---------- Material provided

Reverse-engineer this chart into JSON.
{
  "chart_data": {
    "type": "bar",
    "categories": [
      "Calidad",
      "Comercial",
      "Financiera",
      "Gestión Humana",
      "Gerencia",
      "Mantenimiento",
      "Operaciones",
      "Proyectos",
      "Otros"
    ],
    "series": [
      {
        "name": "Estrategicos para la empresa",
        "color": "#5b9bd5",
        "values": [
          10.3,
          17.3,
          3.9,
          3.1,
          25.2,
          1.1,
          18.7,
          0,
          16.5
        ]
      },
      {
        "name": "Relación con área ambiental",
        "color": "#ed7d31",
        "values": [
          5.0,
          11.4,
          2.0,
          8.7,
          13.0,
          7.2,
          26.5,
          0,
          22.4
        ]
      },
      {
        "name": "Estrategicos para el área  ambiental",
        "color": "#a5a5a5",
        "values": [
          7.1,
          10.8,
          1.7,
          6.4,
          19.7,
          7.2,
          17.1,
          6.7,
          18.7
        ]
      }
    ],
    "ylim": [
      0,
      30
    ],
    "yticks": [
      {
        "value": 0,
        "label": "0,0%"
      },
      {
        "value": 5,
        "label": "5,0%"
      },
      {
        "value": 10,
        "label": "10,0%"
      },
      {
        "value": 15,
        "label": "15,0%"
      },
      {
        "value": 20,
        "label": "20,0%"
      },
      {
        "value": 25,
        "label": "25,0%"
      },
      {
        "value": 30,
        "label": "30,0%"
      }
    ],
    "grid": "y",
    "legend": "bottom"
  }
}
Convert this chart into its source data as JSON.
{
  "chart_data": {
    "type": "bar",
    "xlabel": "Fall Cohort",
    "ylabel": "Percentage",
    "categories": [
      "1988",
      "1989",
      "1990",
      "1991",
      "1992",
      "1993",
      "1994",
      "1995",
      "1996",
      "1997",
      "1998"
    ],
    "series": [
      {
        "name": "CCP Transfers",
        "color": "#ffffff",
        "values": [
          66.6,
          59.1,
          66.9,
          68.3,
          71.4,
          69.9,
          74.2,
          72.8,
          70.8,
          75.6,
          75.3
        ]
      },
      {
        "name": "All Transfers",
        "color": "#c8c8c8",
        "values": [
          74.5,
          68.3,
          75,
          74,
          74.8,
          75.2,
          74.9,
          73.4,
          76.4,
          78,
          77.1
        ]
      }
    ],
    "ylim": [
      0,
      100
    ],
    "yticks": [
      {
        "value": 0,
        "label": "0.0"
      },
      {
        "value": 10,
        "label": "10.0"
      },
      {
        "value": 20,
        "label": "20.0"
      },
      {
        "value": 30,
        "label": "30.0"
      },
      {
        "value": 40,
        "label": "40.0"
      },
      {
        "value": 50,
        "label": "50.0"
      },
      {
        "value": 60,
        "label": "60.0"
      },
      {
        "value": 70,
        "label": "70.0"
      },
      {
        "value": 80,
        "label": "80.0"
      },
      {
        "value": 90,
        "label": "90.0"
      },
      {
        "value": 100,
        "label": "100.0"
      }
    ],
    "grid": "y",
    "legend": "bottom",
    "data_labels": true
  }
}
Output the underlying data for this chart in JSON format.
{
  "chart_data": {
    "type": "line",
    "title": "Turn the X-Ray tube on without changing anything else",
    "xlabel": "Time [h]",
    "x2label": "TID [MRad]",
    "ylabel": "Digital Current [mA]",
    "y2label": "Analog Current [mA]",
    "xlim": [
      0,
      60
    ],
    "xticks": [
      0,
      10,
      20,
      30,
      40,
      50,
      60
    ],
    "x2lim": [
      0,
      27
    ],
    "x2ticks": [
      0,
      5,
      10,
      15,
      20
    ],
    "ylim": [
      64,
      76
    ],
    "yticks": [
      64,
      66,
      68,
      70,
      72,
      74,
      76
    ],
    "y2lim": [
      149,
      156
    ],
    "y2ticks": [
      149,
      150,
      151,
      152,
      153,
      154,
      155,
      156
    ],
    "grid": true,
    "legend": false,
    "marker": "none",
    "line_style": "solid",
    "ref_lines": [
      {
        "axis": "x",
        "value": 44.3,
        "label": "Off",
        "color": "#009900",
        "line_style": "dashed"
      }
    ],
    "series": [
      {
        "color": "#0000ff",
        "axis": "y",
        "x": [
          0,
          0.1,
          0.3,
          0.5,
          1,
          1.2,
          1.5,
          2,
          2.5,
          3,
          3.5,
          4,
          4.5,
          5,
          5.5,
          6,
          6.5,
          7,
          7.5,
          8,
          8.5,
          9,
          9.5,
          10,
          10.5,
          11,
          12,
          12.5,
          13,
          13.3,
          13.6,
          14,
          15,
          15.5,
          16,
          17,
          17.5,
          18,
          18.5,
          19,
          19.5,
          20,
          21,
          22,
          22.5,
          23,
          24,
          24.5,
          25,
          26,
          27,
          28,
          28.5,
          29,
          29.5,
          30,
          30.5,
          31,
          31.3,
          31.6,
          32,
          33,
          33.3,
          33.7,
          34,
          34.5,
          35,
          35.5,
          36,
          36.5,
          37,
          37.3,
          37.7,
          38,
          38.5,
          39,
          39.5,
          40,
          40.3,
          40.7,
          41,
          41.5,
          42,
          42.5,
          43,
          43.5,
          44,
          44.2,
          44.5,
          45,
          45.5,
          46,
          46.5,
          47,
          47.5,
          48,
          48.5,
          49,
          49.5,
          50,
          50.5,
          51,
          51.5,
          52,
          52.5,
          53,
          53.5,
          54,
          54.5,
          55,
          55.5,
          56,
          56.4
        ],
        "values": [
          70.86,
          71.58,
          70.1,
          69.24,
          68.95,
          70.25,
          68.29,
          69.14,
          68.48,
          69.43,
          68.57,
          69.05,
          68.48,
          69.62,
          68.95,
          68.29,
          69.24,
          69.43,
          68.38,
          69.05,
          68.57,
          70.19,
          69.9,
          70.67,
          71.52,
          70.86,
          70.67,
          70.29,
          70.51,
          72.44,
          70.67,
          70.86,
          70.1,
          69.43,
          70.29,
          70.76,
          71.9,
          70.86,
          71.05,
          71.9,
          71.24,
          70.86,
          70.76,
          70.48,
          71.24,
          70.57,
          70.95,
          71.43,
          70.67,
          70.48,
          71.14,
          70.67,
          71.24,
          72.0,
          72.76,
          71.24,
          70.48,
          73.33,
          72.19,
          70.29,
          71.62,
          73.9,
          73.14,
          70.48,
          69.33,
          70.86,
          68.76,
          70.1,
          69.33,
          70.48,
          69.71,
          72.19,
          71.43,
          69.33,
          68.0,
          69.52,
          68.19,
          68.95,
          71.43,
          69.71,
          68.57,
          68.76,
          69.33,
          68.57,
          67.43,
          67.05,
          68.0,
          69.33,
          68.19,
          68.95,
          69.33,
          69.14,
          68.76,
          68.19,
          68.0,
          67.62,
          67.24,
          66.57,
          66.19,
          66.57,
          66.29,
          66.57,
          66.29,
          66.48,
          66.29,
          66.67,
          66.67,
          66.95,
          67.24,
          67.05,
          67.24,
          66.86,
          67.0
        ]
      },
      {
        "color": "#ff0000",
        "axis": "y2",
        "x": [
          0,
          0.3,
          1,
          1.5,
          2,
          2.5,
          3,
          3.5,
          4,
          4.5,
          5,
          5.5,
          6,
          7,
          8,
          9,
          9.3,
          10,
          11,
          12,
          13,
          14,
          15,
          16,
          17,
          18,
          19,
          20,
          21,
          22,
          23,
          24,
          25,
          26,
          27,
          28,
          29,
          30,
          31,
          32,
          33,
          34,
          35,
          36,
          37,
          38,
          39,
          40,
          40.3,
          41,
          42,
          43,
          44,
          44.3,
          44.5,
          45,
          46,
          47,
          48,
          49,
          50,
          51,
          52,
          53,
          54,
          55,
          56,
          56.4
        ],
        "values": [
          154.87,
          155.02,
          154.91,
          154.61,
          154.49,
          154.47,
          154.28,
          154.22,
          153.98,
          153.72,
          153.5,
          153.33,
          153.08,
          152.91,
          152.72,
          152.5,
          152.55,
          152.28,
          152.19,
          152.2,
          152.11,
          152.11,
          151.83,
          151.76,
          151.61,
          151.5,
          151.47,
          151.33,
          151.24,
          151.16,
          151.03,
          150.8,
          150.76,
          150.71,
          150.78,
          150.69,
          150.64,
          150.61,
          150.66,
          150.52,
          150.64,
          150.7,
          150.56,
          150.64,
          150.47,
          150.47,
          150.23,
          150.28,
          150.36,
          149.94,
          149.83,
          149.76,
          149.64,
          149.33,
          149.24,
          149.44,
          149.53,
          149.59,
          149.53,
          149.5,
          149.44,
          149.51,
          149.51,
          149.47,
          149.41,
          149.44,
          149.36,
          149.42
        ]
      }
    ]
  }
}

--------------------

Problem to solve:
Go through the listing above and return every line where the word "into" occurs.

Task answer:
Reverse-engineer this chart into JSON.
Convert this chart into its source data as JSON.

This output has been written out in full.